INPUT RECORDS
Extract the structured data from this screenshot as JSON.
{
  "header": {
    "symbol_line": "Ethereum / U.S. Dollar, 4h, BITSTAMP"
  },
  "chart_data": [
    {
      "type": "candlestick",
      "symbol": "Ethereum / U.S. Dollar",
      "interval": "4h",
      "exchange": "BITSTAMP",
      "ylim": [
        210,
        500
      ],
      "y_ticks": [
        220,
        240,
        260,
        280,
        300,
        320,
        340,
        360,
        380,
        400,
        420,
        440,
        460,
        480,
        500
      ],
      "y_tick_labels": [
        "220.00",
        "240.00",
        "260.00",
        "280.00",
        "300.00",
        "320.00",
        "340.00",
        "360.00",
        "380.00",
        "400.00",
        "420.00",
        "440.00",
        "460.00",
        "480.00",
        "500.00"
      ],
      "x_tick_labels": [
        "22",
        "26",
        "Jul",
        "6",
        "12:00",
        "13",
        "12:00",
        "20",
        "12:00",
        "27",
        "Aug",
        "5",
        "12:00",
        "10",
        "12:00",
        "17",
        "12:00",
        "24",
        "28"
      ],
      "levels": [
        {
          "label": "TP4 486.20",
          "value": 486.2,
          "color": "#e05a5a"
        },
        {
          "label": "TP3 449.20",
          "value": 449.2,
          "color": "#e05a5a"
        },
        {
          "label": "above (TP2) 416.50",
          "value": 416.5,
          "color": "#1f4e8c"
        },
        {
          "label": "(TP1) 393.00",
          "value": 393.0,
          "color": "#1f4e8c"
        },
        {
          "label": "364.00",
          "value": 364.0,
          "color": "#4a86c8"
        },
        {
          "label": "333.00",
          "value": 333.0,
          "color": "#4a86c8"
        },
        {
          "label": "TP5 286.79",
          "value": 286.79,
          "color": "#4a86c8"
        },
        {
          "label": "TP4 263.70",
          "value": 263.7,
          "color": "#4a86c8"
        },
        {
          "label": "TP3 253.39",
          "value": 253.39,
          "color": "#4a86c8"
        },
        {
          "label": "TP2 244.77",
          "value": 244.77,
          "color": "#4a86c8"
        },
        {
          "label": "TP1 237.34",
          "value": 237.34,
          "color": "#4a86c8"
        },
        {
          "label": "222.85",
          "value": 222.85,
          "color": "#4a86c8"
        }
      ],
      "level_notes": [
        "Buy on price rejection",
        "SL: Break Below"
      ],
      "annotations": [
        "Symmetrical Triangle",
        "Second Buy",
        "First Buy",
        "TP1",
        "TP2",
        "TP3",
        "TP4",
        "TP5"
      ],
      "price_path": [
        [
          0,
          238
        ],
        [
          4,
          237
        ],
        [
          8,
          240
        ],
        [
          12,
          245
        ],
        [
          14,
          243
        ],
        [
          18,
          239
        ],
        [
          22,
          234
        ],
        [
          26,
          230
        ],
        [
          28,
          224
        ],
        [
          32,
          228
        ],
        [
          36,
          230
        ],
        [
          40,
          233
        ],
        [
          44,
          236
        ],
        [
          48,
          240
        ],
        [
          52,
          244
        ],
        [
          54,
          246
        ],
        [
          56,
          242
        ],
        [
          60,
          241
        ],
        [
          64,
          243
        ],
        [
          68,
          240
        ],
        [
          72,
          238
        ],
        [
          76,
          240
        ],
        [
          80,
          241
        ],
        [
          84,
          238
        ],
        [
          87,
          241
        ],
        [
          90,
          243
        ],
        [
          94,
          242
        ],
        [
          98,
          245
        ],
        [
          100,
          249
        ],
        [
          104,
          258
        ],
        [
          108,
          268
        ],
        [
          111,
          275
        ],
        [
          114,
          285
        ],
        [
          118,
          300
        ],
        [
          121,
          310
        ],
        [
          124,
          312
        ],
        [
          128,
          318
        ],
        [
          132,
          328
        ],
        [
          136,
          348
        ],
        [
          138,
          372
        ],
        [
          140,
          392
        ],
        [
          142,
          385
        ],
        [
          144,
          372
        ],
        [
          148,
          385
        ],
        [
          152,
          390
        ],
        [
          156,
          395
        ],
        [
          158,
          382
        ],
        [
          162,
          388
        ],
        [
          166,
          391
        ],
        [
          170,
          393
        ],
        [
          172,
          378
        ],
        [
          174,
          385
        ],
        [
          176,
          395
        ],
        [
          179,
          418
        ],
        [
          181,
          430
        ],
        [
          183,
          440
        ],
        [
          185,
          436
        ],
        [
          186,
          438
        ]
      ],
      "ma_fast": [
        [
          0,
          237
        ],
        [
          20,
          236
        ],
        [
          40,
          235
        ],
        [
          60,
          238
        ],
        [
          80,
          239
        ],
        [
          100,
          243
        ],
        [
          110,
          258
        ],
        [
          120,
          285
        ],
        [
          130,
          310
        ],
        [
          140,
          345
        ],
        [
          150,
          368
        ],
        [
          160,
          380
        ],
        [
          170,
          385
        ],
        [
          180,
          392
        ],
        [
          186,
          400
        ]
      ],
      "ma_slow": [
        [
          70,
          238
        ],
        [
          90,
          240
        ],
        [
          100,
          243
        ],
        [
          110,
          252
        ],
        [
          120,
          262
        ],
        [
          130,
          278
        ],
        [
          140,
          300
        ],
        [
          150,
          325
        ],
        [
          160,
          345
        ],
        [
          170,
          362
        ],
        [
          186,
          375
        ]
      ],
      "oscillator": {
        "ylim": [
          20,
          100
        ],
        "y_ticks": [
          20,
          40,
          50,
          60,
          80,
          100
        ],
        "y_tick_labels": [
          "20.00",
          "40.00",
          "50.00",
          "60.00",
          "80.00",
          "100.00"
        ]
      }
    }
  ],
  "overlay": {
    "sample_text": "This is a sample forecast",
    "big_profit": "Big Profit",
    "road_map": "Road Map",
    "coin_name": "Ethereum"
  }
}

EXERCISE DETAILS
Say how many lines in the listing above include "Dollar". Give nothing but the number.

ANSWER TO THE EXERCISE
2